Required work: Find the string "name" in the records. Copy every line it appears in.

--- Records for this exercise ---

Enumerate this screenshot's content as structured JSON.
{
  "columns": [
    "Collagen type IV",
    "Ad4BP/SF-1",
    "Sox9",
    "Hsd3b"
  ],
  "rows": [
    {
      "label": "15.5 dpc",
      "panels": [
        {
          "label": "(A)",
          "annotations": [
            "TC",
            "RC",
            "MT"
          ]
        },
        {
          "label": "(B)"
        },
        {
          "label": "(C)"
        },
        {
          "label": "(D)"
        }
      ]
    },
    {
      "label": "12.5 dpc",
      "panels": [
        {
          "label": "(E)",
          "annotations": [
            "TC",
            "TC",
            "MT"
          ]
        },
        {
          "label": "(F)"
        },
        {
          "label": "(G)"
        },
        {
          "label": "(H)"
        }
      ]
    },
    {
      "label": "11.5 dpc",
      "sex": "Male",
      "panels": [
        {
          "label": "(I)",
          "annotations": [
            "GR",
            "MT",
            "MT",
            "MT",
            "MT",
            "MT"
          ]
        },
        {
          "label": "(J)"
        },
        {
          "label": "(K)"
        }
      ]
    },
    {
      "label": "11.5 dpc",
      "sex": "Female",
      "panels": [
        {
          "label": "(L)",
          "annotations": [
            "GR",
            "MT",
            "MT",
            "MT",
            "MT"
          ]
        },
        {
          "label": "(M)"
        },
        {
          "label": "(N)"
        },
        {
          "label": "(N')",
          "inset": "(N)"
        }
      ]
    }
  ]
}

---
--- Records for this exercise ---

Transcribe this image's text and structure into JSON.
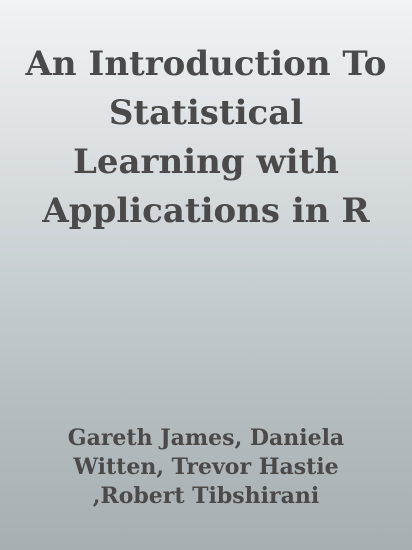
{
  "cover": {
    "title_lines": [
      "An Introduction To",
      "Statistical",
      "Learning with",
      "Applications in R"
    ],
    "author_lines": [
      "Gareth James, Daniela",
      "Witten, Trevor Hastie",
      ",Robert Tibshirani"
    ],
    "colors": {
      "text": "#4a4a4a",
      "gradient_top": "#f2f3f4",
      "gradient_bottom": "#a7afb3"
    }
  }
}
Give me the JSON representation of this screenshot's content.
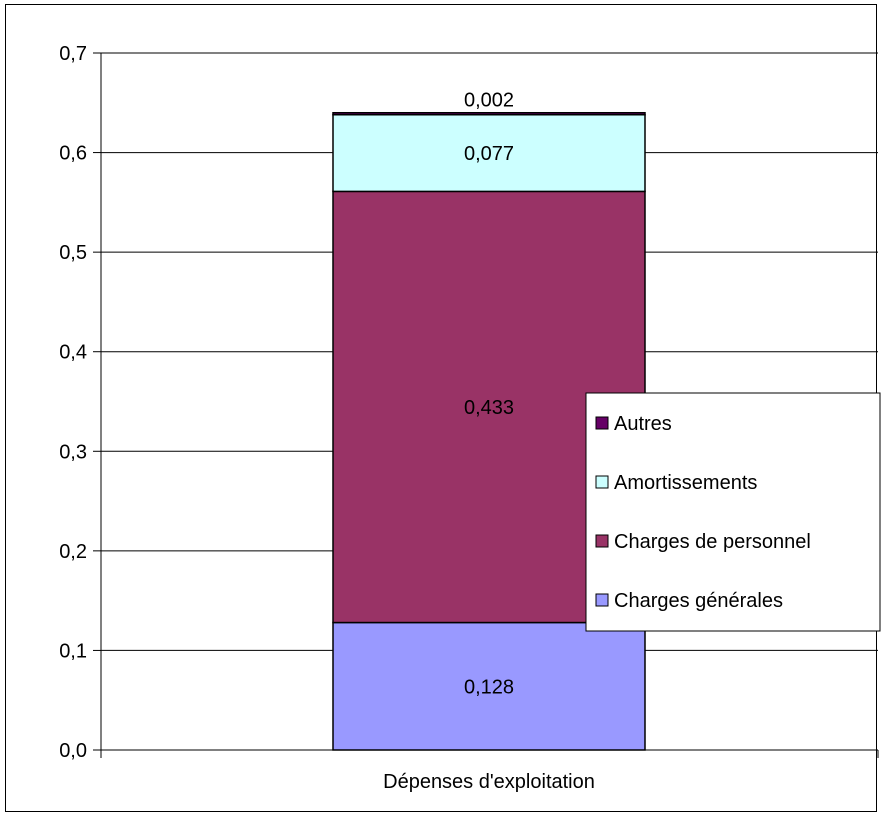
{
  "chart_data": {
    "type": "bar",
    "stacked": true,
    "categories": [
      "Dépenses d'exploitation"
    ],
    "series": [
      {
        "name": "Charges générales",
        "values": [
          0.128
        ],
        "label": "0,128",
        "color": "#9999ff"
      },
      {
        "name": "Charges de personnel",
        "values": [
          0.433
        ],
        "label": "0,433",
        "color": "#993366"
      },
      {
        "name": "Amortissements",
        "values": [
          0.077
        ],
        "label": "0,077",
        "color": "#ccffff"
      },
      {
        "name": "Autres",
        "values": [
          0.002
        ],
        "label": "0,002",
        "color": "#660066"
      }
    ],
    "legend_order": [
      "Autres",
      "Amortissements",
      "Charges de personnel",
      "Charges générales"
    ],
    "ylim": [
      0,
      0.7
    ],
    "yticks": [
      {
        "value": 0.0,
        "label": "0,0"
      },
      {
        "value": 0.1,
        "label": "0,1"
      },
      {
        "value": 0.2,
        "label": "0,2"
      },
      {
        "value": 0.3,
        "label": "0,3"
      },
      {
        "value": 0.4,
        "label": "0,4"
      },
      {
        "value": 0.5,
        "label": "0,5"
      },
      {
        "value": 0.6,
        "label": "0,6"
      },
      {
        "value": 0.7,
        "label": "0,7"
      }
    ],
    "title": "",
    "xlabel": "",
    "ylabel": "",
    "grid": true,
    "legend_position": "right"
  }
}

---

Output of the task:
        "name": "Charges générales",
        "name": "Charges de personnel",
        "name": "Amortissements",
        "name": "Autres",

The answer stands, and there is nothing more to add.